Exercise task:
Change "xtick-label" to "x-tick-label" in the items from the start through the line with "panel-layer-4: Layer 4", and write out those lines again with nothing else altered.

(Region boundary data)
^^^^

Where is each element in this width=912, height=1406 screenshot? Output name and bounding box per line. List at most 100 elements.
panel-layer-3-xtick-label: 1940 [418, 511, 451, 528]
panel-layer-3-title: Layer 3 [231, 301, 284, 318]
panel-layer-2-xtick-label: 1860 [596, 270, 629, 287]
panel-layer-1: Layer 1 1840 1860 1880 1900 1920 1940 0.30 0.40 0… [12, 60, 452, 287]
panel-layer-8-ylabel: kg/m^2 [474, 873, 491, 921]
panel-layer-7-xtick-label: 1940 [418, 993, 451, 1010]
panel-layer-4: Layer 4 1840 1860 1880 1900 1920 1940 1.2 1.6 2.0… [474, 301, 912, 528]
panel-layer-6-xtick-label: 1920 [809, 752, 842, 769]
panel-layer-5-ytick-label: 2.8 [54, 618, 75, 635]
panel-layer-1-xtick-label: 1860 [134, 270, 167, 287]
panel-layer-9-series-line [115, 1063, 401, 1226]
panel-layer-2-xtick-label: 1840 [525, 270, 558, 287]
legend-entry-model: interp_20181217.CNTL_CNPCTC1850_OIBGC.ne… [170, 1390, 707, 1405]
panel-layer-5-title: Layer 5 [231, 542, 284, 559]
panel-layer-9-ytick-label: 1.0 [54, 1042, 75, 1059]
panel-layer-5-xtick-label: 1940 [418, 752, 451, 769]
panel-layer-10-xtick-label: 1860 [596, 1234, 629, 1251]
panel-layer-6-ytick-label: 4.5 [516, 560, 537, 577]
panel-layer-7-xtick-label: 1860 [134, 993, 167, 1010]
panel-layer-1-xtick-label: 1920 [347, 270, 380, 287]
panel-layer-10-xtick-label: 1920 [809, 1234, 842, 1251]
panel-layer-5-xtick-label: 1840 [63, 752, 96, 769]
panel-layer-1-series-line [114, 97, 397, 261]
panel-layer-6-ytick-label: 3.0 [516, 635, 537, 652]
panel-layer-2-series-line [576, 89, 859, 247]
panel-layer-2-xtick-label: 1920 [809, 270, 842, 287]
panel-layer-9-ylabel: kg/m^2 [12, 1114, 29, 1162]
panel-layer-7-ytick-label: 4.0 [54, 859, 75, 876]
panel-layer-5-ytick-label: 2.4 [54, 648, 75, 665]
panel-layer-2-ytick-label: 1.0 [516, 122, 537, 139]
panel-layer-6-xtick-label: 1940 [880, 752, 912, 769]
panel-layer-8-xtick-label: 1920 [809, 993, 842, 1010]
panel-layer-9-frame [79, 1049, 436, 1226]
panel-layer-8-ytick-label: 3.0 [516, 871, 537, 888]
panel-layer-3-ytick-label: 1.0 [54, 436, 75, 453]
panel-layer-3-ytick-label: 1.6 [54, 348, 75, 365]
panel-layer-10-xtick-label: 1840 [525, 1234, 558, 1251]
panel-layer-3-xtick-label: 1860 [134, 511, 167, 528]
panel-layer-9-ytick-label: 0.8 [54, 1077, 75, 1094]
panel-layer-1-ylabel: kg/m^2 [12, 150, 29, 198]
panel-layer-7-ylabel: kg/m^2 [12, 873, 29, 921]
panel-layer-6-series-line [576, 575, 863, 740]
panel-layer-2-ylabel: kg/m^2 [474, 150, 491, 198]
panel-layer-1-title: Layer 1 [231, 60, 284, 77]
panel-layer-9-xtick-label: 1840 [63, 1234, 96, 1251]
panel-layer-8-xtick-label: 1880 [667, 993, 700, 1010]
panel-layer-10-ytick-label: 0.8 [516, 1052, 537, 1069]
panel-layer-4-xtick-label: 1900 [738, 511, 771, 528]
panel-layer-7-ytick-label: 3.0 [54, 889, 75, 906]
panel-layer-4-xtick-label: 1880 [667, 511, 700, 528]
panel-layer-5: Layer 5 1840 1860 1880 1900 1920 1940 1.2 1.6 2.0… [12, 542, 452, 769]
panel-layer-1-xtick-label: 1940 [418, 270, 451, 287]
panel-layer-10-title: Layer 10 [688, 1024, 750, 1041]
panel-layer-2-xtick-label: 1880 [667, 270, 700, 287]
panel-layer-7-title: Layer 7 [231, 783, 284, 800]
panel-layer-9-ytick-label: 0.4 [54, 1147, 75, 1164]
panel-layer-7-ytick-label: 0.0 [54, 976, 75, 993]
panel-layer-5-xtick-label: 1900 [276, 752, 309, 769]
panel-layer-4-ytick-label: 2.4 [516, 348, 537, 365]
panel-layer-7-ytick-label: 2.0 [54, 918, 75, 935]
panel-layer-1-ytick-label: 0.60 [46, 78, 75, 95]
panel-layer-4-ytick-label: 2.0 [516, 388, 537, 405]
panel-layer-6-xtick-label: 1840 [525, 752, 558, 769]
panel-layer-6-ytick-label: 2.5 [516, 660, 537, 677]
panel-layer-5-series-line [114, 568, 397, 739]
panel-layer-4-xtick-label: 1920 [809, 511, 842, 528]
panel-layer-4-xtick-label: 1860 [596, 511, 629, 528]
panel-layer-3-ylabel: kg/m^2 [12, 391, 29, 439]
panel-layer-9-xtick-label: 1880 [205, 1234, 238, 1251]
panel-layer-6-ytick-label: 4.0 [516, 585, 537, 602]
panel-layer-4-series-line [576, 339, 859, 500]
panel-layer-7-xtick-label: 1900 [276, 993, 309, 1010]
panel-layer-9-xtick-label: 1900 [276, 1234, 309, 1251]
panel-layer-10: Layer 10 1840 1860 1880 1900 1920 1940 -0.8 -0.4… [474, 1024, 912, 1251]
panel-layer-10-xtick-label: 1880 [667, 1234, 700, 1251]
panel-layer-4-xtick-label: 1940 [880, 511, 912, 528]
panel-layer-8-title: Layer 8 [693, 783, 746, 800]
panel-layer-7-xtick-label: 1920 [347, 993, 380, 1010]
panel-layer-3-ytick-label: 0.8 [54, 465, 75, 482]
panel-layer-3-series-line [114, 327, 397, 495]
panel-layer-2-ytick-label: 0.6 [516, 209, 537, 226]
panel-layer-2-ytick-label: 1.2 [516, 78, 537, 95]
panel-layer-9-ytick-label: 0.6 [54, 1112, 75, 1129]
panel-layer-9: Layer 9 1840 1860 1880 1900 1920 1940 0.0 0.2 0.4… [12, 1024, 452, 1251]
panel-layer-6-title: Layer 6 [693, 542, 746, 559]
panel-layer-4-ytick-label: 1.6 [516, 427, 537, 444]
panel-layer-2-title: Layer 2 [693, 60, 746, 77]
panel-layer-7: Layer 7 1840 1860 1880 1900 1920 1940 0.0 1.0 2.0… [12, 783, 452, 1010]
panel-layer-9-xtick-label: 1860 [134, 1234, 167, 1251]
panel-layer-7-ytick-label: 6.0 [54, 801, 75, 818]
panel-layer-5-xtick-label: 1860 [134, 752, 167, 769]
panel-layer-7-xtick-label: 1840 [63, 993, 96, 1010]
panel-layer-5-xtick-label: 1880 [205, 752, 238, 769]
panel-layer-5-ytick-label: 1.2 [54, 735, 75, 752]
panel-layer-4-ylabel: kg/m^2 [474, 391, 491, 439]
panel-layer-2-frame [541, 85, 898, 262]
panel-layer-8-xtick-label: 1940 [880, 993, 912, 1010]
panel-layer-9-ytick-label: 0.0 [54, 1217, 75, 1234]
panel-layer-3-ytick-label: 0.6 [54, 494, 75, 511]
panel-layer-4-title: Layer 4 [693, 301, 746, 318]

^^^^

Answer to this exercise:
Where is each element in this width=912, height=1406 screenshot? Output name and bounding box per line. List at most 100 elements.
panel-layer-3-x-tick-label: 1940 [418, 511, 451, 528]
panel-layer-3-title: Layer 3 [231, 301, 284, 318]
panel-layer-2-x-tick-label: 1860 [596, 270, 629, 287]
panel-layer-1: Layer 1 1840 1860 1880 1900 1920 1940 0.30 0.40 0… [12, 60, 452, 287]
panel-layer-8-ylabel: kg/m^2 [474, 873, 491, 921]
panel-layer-7-x-tick-label: 1940 [418, 993, 451, 1010]
panel-layer-4: Layer 4 1840 1860 1880 1900 1920 1940 1.2 1.6 2.0… [474, 301, 912, 528]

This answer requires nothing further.